**Layout annotation records:**

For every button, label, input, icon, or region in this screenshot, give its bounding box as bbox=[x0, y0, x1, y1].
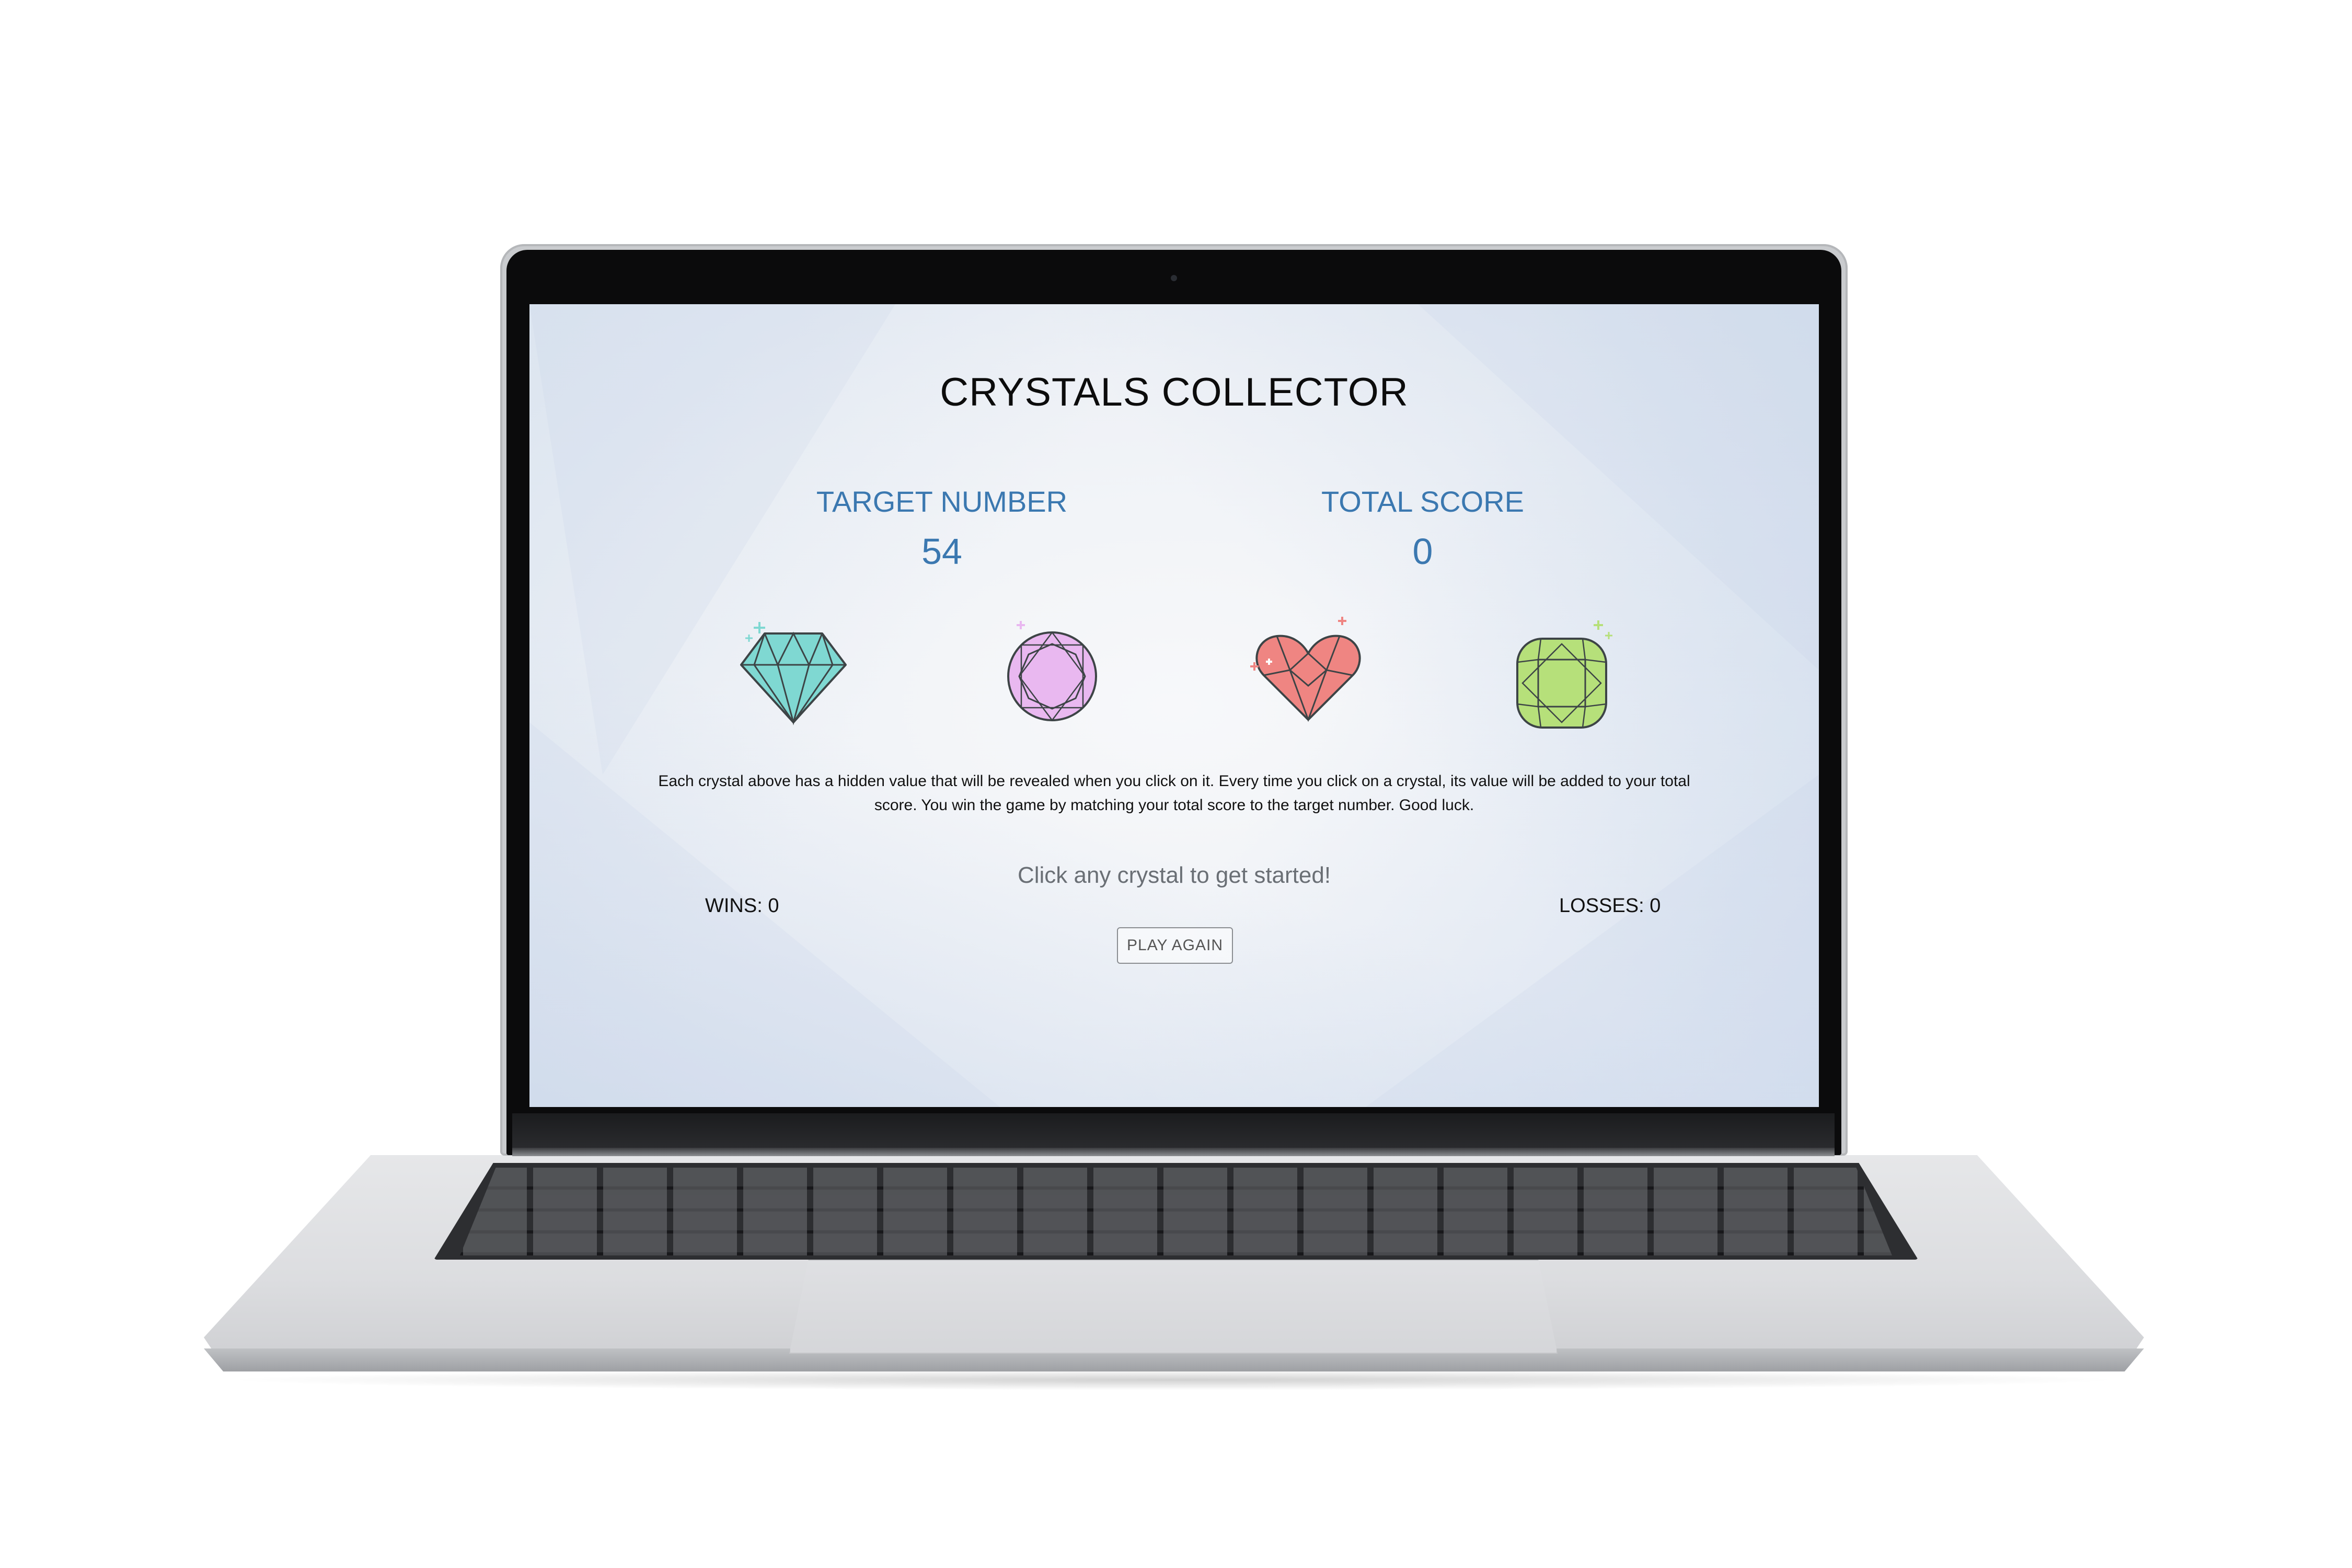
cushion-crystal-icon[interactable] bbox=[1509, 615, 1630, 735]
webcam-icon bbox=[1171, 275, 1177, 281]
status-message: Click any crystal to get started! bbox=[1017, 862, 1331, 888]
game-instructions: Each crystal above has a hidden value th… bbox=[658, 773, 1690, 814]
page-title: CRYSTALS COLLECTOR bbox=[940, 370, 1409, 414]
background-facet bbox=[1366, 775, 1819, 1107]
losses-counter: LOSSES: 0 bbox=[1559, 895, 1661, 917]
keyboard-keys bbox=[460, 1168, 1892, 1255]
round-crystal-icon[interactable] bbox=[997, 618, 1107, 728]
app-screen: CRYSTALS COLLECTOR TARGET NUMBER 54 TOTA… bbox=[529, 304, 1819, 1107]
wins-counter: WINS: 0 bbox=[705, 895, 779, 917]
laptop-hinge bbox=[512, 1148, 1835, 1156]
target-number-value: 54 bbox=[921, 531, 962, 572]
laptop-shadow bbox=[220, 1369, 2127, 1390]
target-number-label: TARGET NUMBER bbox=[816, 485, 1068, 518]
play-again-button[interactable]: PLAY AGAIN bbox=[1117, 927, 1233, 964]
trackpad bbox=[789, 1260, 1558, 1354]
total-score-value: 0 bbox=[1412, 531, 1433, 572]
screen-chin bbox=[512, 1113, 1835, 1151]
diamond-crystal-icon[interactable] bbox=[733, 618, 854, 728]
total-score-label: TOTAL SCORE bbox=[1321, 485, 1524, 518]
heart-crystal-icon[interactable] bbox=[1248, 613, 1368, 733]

--

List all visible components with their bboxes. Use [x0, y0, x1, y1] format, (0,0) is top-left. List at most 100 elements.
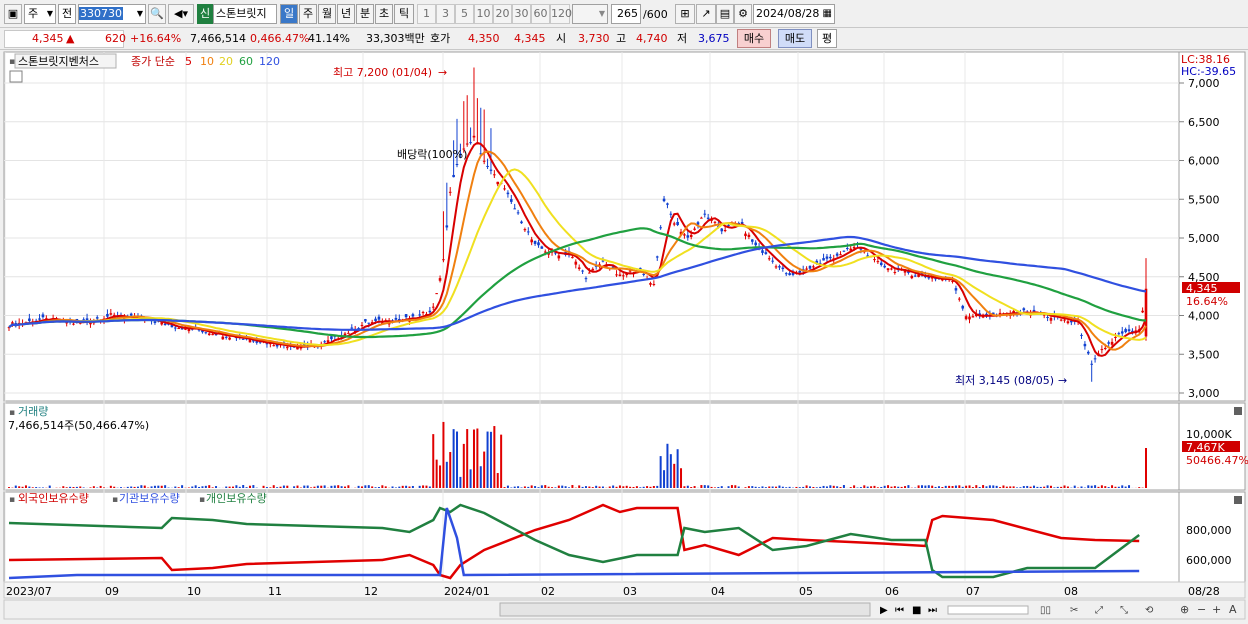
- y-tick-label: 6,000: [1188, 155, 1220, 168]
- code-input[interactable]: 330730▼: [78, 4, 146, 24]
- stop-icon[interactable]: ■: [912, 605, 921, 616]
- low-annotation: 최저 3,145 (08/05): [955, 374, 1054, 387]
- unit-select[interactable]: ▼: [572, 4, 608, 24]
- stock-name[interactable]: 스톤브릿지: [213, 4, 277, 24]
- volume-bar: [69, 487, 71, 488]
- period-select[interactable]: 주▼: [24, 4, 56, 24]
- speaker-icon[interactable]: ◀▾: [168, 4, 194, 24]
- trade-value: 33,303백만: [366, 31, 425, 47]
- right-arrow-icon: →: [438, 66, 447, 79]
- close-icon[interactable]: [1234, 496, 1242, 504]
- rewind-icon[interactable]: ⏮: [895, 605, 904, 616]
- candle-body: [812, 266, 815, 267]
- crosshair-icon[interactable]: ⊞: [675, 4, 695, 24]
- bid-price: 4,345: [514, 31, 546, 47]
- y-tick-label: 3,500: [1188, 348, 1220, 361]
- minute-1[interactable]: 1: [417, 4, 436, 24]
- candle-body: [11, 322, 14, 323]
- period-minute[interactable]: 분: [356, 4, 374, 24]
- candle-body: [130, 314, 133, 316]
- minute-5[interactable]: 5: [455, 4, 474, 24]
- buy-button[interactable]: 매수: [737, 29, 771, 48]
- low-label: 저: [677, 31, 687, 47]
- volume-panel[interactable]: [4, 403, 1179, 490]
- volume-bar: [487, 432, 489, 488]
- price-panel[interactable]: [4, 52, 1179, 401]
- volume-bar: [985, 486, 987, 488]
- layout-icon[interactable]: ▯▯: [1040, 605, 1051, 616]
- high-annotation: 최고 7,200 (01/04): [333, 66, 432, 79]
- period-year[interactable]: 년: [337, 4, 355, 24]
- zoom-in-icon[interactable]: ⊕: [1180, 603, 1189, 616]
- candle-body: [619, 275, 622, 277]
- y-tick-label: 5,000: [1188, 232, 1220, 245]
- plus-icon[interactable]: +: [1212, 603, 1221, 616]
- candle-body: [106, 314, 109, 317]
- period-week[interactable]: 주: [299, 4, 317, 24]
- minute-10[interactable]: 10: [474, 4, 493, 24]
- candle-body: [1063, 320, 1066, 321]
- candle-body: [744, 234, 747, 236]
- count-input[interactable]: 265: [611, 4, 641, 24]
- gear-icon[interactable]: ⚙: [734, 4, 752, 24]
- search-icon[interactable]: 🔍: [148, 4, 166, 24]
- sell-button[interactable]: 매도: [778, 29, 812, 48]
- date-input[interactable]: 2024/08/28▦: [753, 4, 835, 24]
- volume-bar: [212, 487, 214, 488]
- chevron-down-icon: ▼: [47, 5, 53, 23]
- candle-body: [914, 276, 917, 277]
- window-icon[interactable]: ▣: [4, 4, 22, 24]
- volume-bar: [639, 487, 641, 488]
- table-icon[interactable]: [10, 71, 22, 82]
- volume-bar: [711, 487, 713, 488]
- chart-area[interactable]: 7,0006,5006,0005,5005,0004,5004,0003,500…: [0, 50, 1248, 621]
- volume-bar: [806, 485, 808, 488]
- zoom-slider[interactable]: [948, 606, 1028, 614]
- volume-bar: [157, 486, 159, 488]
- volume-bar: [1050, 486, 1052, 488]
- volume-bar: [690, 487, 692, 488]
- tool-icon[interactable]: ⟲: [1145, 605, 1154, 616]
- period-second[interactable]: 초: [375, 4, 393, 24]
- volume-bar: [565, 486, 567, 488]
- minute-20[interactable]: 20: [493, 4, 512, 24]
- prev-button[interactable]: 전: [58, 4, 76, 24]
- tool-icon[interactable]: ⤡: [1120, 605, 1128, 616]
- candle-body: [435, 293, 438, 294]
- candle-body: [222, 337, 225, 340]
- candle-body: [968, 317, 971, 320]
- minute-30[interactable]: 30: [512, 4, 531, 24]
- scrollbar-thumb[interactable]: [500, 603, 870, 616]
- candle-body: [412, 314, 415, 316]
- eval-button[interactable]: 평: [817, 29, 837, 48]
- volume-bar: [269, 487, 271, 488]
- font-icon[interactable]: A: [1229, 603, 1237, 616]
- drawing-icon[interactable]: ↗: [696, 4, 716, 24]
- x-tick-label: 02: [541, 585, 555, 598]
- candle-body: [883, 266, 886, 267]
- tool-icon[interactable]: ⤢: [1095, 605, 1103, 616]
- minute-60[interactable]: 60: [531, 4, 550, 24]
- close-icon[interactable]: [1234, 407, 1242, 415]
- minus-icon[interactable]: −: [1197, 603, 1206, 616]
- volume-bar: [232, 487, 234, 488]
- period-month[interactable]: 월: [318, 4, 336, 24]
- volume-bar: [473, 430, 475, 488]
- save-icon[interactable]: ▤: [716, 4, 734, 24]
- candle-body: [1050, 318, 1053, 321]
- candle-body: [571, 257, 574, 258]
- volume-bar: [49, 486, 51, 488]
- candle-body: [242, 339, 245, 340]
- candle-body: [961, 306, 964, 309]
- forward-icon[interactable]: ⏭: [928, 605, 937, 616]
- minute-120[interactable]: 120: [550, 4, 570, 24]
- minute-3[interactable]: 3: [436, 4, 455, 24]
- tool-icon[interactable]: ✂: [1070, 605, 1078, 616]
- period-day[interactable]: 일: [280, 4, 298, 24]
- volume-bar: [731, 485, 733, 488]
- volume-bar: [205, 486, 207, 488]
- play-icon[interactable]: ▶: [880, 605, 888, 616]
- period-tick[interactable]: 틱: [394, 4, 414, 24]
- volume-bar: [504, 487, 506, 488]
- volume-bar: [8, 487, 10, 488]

---

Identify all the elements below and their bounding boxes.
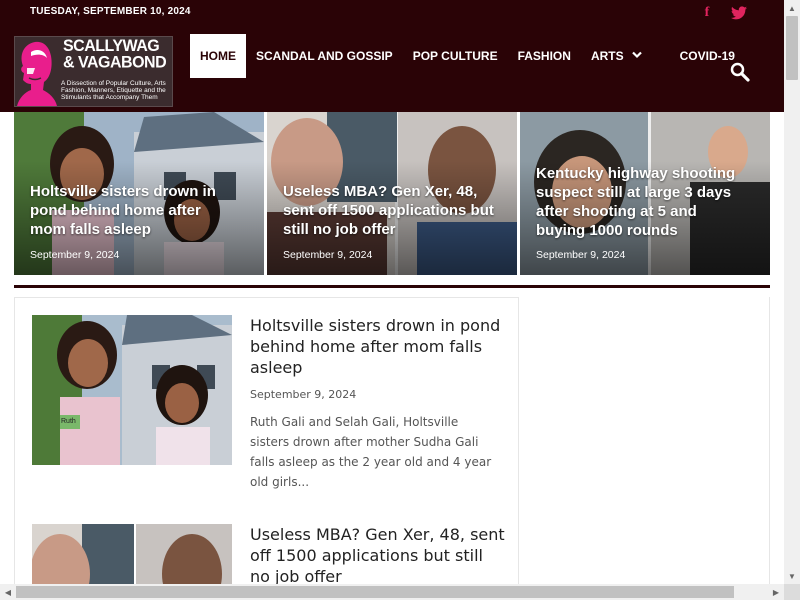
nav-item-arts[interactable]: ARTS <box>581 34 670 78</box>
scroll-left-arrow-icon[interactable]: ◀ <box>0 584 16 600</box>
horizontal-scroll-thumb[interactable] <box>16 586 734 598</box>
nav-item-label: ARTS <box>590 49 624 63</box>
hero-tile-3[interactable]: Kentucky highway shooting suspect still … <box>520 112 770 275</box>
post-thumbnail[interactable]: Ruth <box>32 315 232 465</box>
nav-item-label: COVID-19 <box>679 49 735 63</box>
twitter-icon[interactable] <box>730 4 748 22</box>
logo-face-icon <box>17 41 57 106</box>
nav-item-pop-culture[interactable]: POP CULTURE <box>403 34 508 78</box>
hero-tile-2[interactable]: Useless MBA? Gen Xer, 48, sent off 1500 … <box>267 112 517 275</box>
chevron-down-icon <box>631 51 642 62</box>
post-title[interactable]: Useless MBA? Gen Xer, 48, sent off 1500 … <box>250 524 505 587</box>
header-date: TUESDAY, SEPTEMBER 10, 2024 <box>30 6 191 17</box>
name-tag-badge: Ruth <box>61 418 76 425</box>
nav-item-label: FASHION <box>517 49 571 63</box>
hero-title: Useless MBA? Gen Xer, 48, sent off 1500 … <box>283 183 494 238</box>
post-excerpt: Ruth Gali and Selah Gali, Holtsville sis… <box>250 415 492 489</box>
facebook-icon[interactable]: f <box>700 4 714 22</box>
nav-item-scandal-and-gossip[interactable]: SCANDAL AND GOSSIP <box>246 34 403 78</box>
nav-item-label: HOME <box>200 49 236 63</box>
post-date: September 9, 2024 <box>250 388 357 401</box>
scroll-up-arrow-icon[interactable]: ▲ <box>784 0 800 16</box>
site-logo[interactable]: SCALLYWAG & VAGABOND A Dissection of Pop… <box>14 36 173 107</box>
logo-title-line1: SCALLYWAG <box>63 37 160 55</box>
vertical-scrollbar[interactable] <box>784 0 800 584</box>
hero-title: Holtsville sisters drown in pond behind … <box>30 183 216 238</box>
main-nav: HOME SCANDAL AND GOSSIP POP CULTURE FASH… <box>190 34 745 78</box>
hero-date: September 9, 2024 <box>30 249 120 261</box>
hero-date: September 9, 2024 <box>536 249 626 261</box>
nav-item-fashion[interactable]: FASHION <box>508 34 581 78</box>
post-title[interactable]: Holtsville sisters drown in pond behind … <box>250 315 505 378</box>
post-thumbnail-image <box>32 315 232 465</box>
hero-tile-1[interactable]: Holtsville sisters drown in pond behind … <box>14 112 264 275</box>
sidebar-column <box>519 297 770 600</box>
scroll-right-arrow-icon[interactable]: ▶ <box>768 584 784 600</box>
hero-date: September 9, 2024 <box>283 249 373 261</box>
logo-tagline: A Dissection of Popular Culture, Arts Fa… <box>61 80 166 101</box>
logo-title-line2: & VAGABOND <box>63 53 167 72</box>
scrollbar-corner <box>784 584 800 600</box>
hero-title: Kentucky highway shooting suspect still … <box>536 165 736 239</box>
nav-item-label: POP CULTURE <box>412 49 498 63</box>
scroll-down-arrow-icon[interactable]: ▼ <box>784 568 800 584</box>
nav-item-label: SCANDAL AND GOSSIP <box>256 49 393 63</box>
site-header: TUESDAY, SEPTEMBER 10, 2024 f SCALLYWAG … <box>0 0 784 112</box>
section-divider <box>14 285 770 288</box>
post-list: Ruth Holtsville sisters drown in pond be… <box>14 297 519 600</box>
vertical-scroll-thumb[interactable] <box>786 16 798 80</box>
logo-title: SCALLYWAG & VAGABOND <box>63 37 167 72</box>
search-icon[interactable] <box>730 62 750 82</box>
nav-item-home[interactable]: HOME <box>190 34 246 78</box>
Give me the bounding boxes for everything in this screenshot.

**Given instruction:** Starting at the line with "nav-item-arts[interactable]: ARTS <box>581" and ending with the line with "chevron-down-icon <box>631 51 642 62</box>", write out those listing lines again, substituting "nav-item-text" for "nav-item-label" and keeping everything else as it is.

**Result of this task:**
nav-item-arts[interactable]: ARTS <box>581 34 670 78</box>
scroll-left-arrow-icon[interactable]: ◀ <box>0 584 16 600</box>
horizontal-scroll-thumb[interactable] <box>16 586 734 598</box>
nav-item-text: ARTS <box>590 49 624 63</box>
hero-tile-3[interactable]: Kentucky highway shooting suspect still … <box>520 112 770 275</box>
post-thumbnail[interactable]: Ruth <box>32 315 232 465</box>
nav-item-text: COVID-19 <box>679 49 735 63</box>
twitter-icon[interactable] <box>730 4 748 22</box>
logo-face-icon <box>17 41 57 106</box>
nav-item-pop-culture[interactable]: POP CULTURE <box>403 34 508 78</box>
hero-tile-2[interactable]: Useless MBA? Gen Xer, 48, sent off 1500 … <box>267 112 517 275</box>
chevron-down-icon <box>631 51 642 62</box>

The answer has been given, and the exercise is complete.